→ **Task brief**
It is required that all of the data be written out exactly.

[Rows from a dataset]
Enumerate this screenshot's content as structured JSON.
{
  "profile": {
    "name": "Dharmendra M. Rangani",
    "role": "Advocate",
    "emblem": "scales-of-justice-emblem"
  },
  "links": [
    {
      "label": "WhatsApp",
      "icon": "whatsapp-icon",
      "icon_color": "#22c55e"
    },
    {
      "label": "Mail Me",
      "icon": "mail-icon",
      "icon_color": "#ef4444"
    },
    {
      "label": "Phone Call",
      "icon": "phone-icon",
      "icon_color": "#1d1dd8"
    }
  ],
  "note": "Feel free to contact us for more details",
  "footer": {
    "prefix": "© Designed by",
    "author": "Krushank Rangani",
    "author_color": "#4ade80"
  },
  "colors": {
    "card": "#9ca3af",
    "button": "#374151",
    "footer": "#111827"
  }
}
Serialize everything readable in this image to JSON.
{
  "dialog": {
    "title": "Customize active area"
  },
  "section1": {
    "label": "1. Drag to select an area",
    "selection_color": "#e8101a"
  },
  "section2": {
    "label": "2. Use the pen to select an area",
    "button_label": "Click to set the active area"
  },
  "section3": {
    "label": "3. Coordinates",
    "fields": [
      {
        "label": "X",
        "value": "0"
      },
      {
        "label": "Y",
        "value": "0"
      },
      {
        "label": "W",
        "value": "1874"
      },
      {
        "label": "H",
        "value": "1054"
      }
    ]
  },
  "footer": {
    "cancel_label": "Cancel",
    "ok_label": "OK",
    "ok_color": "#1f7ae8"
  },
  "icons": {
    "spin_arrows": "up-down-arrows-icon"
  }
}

→ **Answer**
Enumerate this screenshot's content as structured JSON.
{
  "profile": {
    "name": "Dharmendra M. Rangani",
    "role": "Advocate",
    "emblem": "scales-of-justice-emblem"
  },
  "links": [
    {
      "label": "WhatsApp",
      "icon": "whatsapp-icon",
      "icon_color": "#22c55e"
    },
    {
      "label": "Mail Me",
      "icon": "mail-icon",
      "icon_color": "#ef4444"
    },
    {
      "label": "Phone Call",
      "icon": "phone-icon",
      "icon_color": "#1d1dd8"
    }
  ],
  "note": "Feel free to contact us for more details",
  "footer": {
    "prefix": "© Designed by",
    "author": "Krushank Rangani",
    "author_color": "#4ade80"
  },
  "colors": {
    "card": "#9ca3af",
    "button": "#374151",
    "footer": "#111827"
  }
}
Serialize everything readable in this image to JSON.
{
  "dialog": {
    "title": "Customize active area"
  },
  "section1": {
    "label": "1. Drag to select an area",
    "selection_color": "#e8101a"
  },
  "section2": {
    "label": "2. Use the pen to select an area",
    "button_label": "Click to set the active area"
  },
  "section3": {
    "label": "3. Coordinates",
    "fields": [
      {
        "label": "X",
        "value": "0"
      },
      {
        "label": "Y",
        "value": "0"
      },
      {
        "label": "W",
        "value": "1874"
      },
      {
        "label": "H",
        "value": "1054"
      }
    ]
  },
  "footer": {
    "cancel_label": "Cancel",
    "ok_label": "OK",
    "ok_color": "#1f7ae8"
  },
  "icons": {
    "spin_arrows": "up-down-arrows-icon"
  }
}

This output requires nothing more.